[Data items]
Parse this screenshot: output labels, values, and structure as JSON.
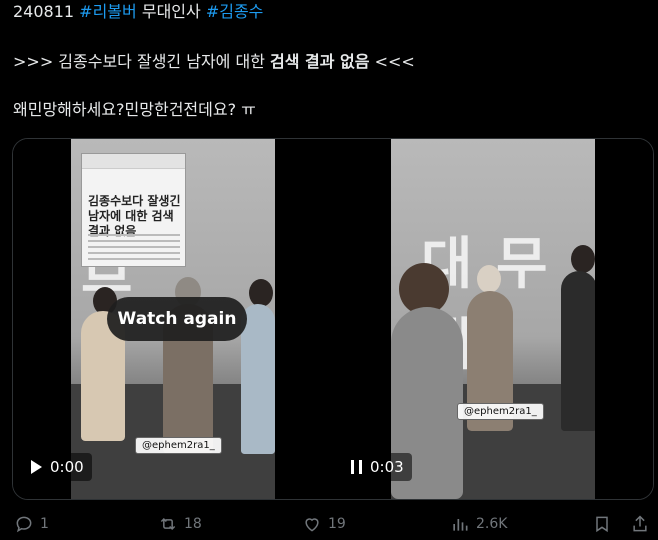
{
  "post": {
    "line1": {
      "date": "240811",
      "tag1": "#리볼버",
      "text": "무대인사",
      "tag2": "#김종수"
    },
    "line2": {
      "prefix": ">>> 김종수보다 잘생긴 남자에 대한",
      "bold": "검색 결과 없음",
      "suffix": "<<<"
    },
    "line3": "왜민망해하세요?민망한건전데요? ㅠ"
  },
  "media": {
    "video1": {
      "overlay_button": "Watch again",
      "time": "0:00",
      "screen_text": "무",
      "inset": {
        "title": "김종수보다 잘생긴 남자에 대한 검색 결과 없음"
      },
      "watermark": "@ephem2ra1_"
    },
    "video2": {
      "time": "0:03",
      "screen_text": "대 무대",
      "watermark": "@ephem2ra1_"
    }
  },
  "actions": {
    "replies": "1",
    "reposts": "18",
    "likes": "19",
    "views": "2.6K"
  },
  "colors": {
    "accent": "#1d9bf0",
    "muted": "#71767b",
    "text": "#e7e9ea"
  },
  "icons": [
    "reply-icon",
    "repost-icon",
    "like-icon",
    "views-icon",
    "bookmark-icon",
    "share-icon",
    "play-icon",
    "pause-icon"
  ]
}
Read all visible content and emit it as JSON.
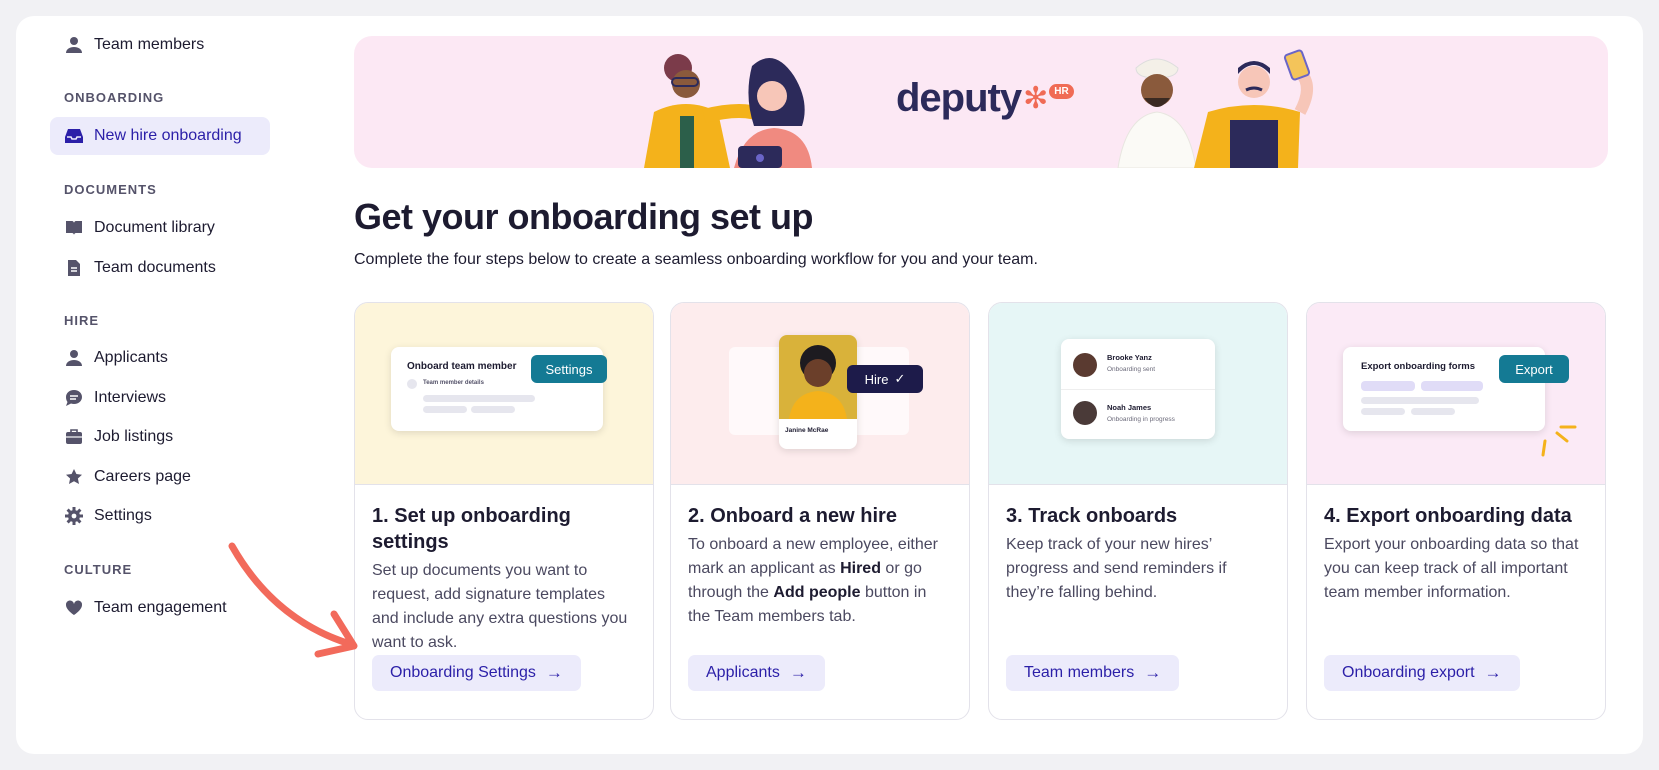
{
  "sidebar": {
    "team_members": "Team members",
    "sections": {
      "onboarding": "ONBOARDING",
      "documents": "DOCUMENTS",
      "hire": "HIRE",
      "culture": "CULTURE"
    },
    "items": {
      "new_hire_onboarding": "New hire onboarding",
      "document_library": "Document library",
      "team_documents": "Team documents",
      "applicants": "Applicants",
      "interviews": "Interviews",
      "job_listings": "Job listings",
      "careers_page": "Careers page",
      "settings": "Settings",
      "team_engagement": "Team engagement"
    }
  },
  "banner": {
    "brand": "deputy",
    "badge": "HR"
  },
  "main": {
    "title": "Get your onboarding set up",
    "subtitle": "Complete the four steps below to create a seamless onboarding workflow for you and your team."
  },
  "cards": [
    {
      "title": "1. Set up onboarding settings",
      "cta": "Onboarding Settings",
      "illus": {
        "heading": "Onboard team member",
        "row": "Team member details",
        "button": "Settings"
      }
    },
    {
      "title": "2. Onboard a new hire",
      "cta": "Applicants",
      "illus": {
        "name": "Janine McRae",
        "button": "Hire"
      }
    },
    {
      "title": "3. Track onboards",
      "description": "Keep track of your new hires’ progress and send reminders if they’re falling behind.",
      "cta": "Team members",
      "illus": {
        "person1": "Brooke Yanz",
        "status1": "Onboarding sent",
        "person2": "Noah James",
        "status2": "Onboarding in progress"
      }
    },
    {
      "title": "4. Export onboarding data",
      "description": "Export your onboarding data so that you can keep track of all important team member information.",
      "cta": "Onboarding export",
      "illus": {
        "heading": "Export onboarding forms",
        "button": "Export"
      }
    }
  ],
  "card1_description": "Set up documents you want to request, add signature templates and include any extra questions you want to ask.",
  "card2_description": {
    "part1": "To onboard a new employee, either mark an applicant as ",
    "hired": "Hired",
    "part2": " or go through the ",
    "add_people": "Add people",
    "part3": " button in the Team members tab."
  },
  "colors": {
    "accent": "#2b1fa8",
    "accent_bg": "#ecebfb",
    "teal": "#147a94",
    "arrow": "#f26a5b"
  },
  "icons": [
    "person-icon",
    "inbox-icon",
    "book-icon",
    "document-icon",
    "chat-icon",
    "briefcase-icon",
    "star-icon",
    "gear-icon",
    "heart-icon",
    "arrow-right-icon",
    "check-icon"
  ]
}
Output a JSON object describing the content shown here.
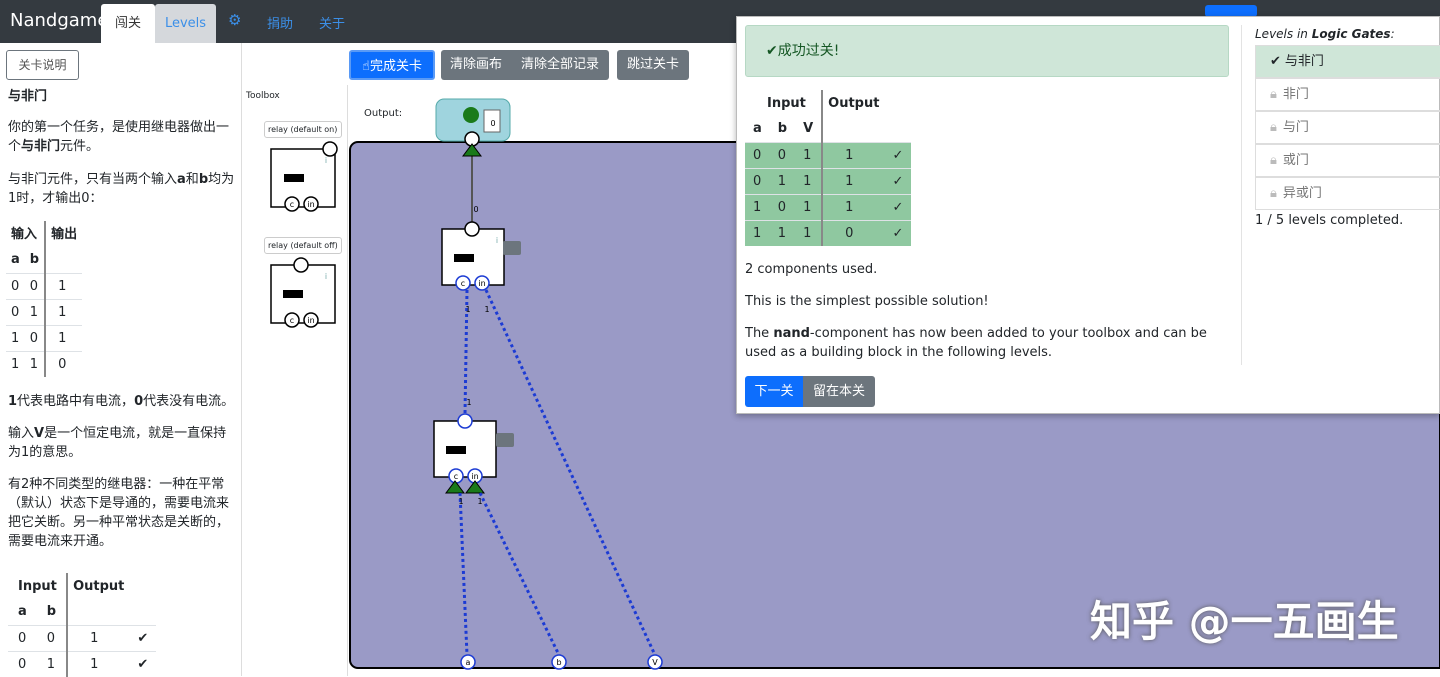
{
  "nav": {
    "brand": "Nandgame",
    "tabs": [
      "闯关",
      "Levels"
    ],
    "gear": "⚙",
    "links": [
      "捐助",
      "关于"
    ],
    "hidden_btn": "......"
  },
  "sidebar": {
    "button": "关卡说明",
    "title": "与非门",
    "p1a": "你的第一个任务，是使用继电器做出一个",
    "p1b": "与非门",
    "p1c": "元件。",
    "p2a": "与非门元件，只有当两个输入",
    "p2b": "a",
    "p2c": "和",
    "p2d": "b",
    "p2e": "均为1时，才输出0：",
    "t1_headers": [
      "输入",
      "输出"
    ],
    "t1_sub": [
      "a",
      "b"
    ],
    "t1_rows": [
      [
        "0",
        "0",
        "1"
      ],
      [
        "0",
        "1",
        "1"
      ],
      [
        "1",
        "0",
        "1"
      ],
      [
        "1",
        "1",
        "0"
      ]
    ],
    "p3a": "1",
    "p3b": "代表电路中有电流，",
    "p3c": "0",
    "p3d": "代表没有电流。",
    "p4a": "输入",
    "p4b": "V",
    "p4c": "是一个恒定电流，就是一直保持为1的意思。",
    "p5": "有2种不同类型的继电器：一种在平常（默认）状态下是导通的，需要电流来把它关断。另一种平常状态是关断的，需要电流来开通。",
    "t2_headers": [
      "Input",
      "Output"
    ],
    "t2_sub": [
      "a",
      "b"
    ],
    "t2_rows": [
      [
        "0",
        "0",
        "1",
        "✔"
      ],
      [
        "0",
        "1",
        "1",
        "✔"
      ]
    ]
  },
  "work": {
    "buttons": [
      "完成关卡",
      "清除画布",
      "清除全部记录",
      "跳过关卡"
    ],
    "toolbox": "Toolbox",
    "relay_on": "relay (default on)",
    "relay_off": "relay (default off)",
    "output_label": "Output:",
    "output_value": "0",
    "pins": {
      "c": "c",
      "in": "in",
      "a": "a",
      "b": "b",
      "V": "V",
      "one": "1",
      "zero": "0",
      "i": "i"
    }
  },
  "dialog": {
    "success": "成功过关!",
    "table_headers": [
      "Input",
      "Output"
    ],
    "table_sub": [
      "a",
      "b",
      "V"
    ],
    "table_rows": [
      [
        "0",
        "0",
        "1",
        "1",
        "✓"
      ],
      [
        "0",
        "1",
        "1",
        "1",
        "✓"
      ],
      [
        "1",
        "0",
        "1",
        "1",
        "✓"
      ],
      [
        "1",
        "1",
        "1",
        "0",
        "✓"
      ]
    ],
    "p1": "2 components used.",
    "p2": "This is the simplest possible solution!",
    "p3a": "The ",
    "p3b": "nand",
    "p3c": "-component has now been added to your toolbox and can be used as a building block in the following levels.",
    "next": "下一关",
    "stay": "留在本关",
    "levels_title_a": "Levels in ",
    "levels_title_b": "Logic Gates",
    "levels_title_c": ":",
    "levels": [
      "与非门",
      "非门",
      "与门",
      "或门",
      "异或门"
    ],
    "completed": "1 / 5 levels completed."
  },
  "watermark": "知乎 @一五画生"
}
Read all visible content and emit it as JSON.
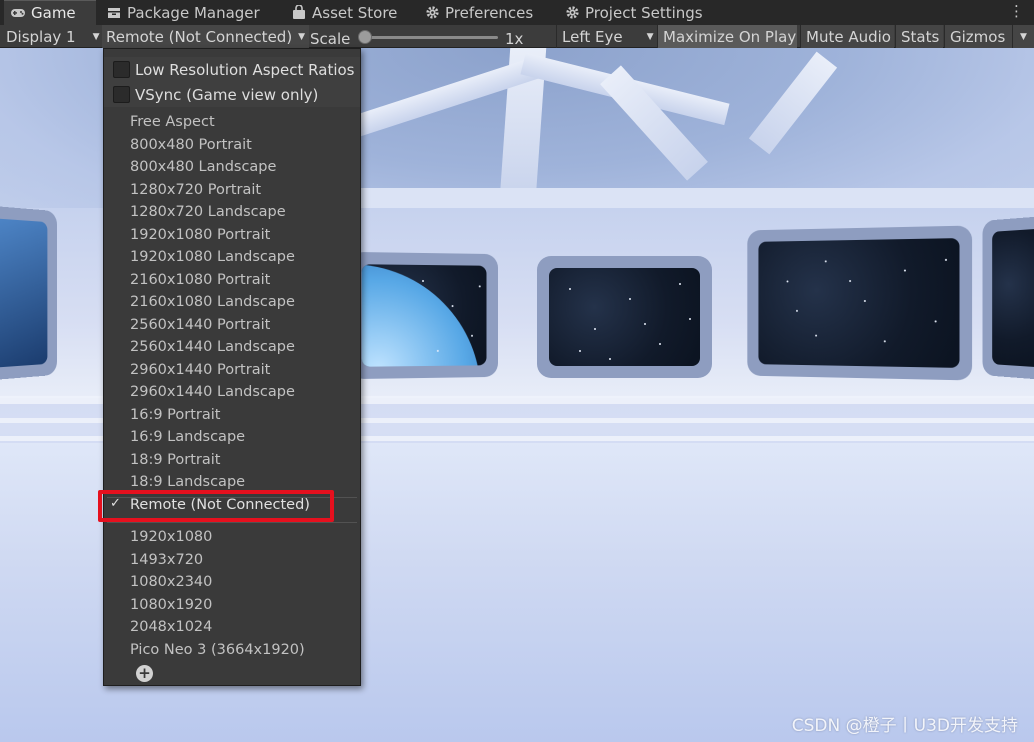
{
  "tabs": [
    {
      "label": "Game",
      "icon": "gamepad-icon",
      "active": true
    },
    {
      "label": "Package Manager",
      "icon": "package-icon",
      "active": false
    },
    {
      "label": "Asset Store",
      "icon": "bag-icon",
      "active": false
    },
    {
      "label": "Preferences",
      "icon": "gear-icon",
      "active": false
    },
    {
      "label": "Project Settings",
      "icon": "gear-icon",
      "active": false
    }
  ],
  "menu_glyph": "⋮",
  "toolbar": {
    "display": "Display 1",
    "aspect": "Remote (Not Connected)",
    "scale_label": "Scale",
    "scale_value": "1x",
    "eye": "Left Eye",
    "maximize": "Maximize On Play",
    "mute": "Mute Audio",
    "stats": "Stats",
    "gizmos": "Gizmos"
  },
  "dropdown": {
    "checks": [
      {
        "label": "Low Resolution Aspect Ratios",
        "checked": false
      },
      {
        "label": "VSync (Game view only)",
        "checked": false
      }
    ],
    "builtin": [
      "Free Aspect",
      "800x480 Portrait",
      "800x480 Landscape",
      "1280x720 Portrait",
      "1280x720 Landscape",
      "1920x1080 Portrait",
      "1920x1080 Landscape",
      "2160x1080 Portrait",
      "2160x1080 Landscape",
      "2560x1440 Portrait",
      "2560x1440 Landscape",
      "2960x1440 Portrait",
      "2960x1440 Landscape",
      "16:9 Portrait",
      "16:9 Landscape",
      "18:9 Portrait",
      "18:9 Landscape"
    ],
    "remote": "Remote (Not Connected)",
    "remote_check": "✓",
    "custom": [
      "1920x1080",
      "1493x720",
      "1080x2340",
      "1080x1920",
      "2048x1024",
      "Pico Neo 3 (3664x1920)"
    ],
    "add_glyph": "+"
  },
  "watermark": "CSDN @橙子丨U3D开发支持",
  "colors": {
    "highlight": "#e5101e",
    "panel": "#3a3a3a",
    "toolbar": "#3c3c3c"
  }
}
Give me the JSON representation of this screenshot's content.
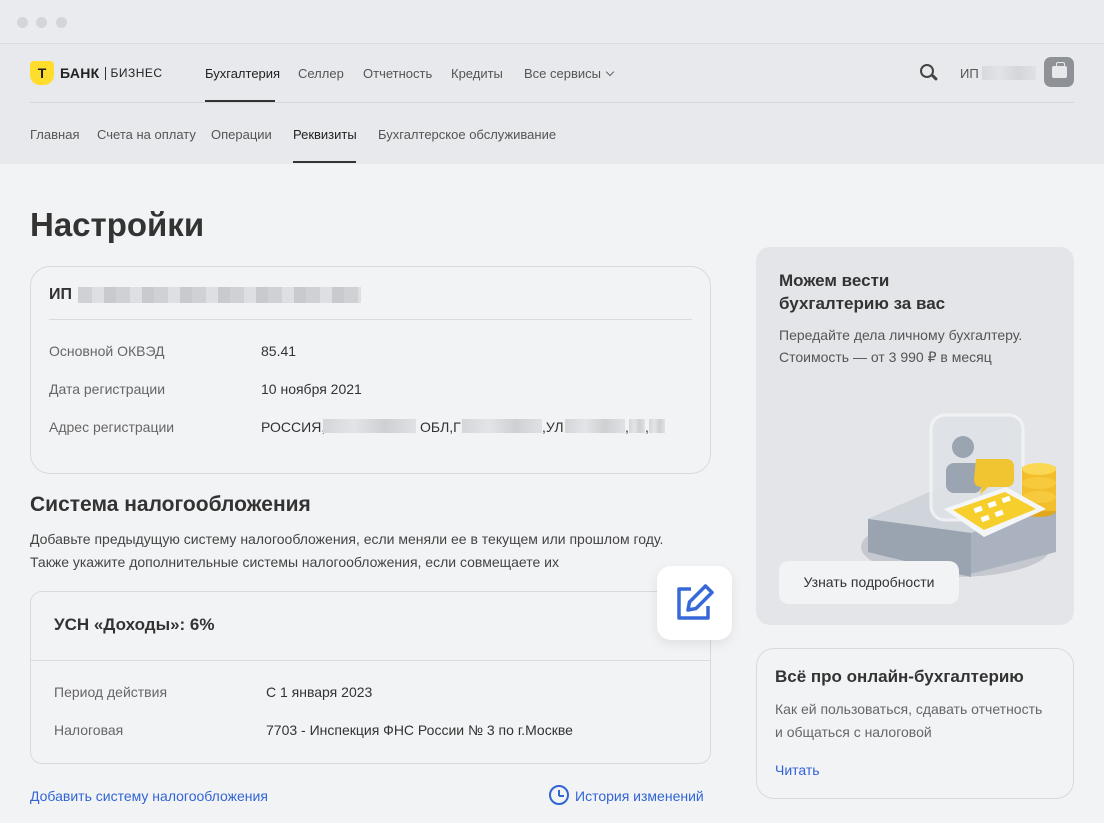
{
  "brand": {
    "mark": "Т",
    "name": "БАНК",
    "suffix": "БИЗНЕС"
  },
  "top_nav": [
    {
      "label": "Бухгалтерия",
      "active": true
    },
    {
      "label": "Селлер"
    },
    {
      "label": "Отчетность"
    },
    {
      "label": "Кредиты"
    },
    {
      "label": "Все сервисы"
    }
  ],
  "user": {
    "prefix": "ИП"
  },
  "sub_nav": [
    {
      "label": "Главная"
    },
    {
      "label": "Счета на оплату"
    },
    {
      "label": "Операции"
    },
    {
      "label": "Реквизиты",
      "active": true
    },
    {
      "label": "Бухгалтерское обслуживание"
    }
  ],
  "page": {
    "title": "Настройки"
  },
  "entity": {
    "type_label": "ИП",
    "rows": [
      {
        "label": "Основной ОКВЭД",
        "value": "85.41"
      },
      {
        "label": "Дата регистрации",
        "value": "10 ноября 2021"
      },
      {
        "label": "Адрес регистрации",
        "value_parts": [
          "РОССИЯ,",
          "ОБЛ,Г",
          ",УЛ",
          ",",
          ","
        ]
      }
    ]
  },
  "tax": {
    "title": "Система налогообложения",
    "description": [
      "Добавьте предыдущую систему налогообложения, если меняли ее в текущем или прошлом году.",
      "Также укажите дополнительные системы налогообложения, если совмещаете их"
    ],
    "current": {
      "name": "УСН «Доходы»: 6%",
      "rows": [
        {
          "label": "Период действия",
          "value": "С 1 января 2023"
        },
        {
          "label": "Налоговая",
          "value": "7703 - Инспекция ФНС России № 3 по г.Москве"
        }
      ]
    },
    "add_link": "Добавить систему налогообложения",
    "history_link": "История изменений"
  },
  "promo": {
    "title": [
      "Можем вести",
      "бухгалтерию за вас"
    ],
    "text": [
      "Передайте дела личному бухгалтеру.",
      "Стоимость — от 3 990 ₽ в месяц"
    ],
    "button": "Узнать подробности"
  },
  "info_card": {
    "title": "Всё про онлайн-бухгалтерию",
    "text": [
      "Как ей пользоваться, сдавать отчетность",
      "и общаться с налоговой"
    ],
    "link": "Читать"
  },
  "colors": {
    "accent": "#ffdd2d",
    "link": "#3264d6",
    "edit_icon": "#3868d8"
  }
}
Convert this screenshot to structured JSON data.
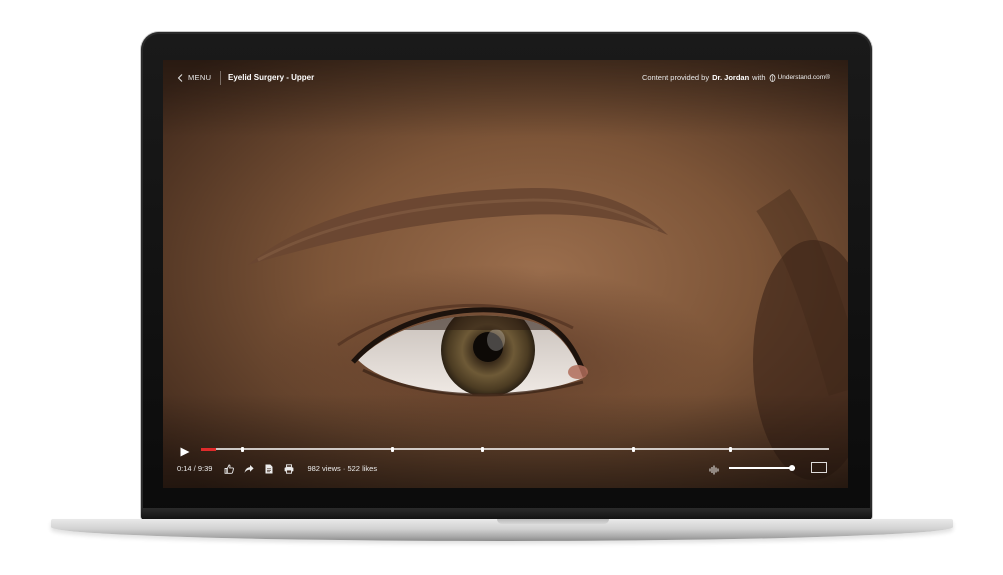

WORK TO BE COMPLETED: Pull every line containing the word "default" out of the material.

ANSWER TO THE PROBLEM:
    "relay_on": "relay (default on)",
    "relay_off": "relay (default off)",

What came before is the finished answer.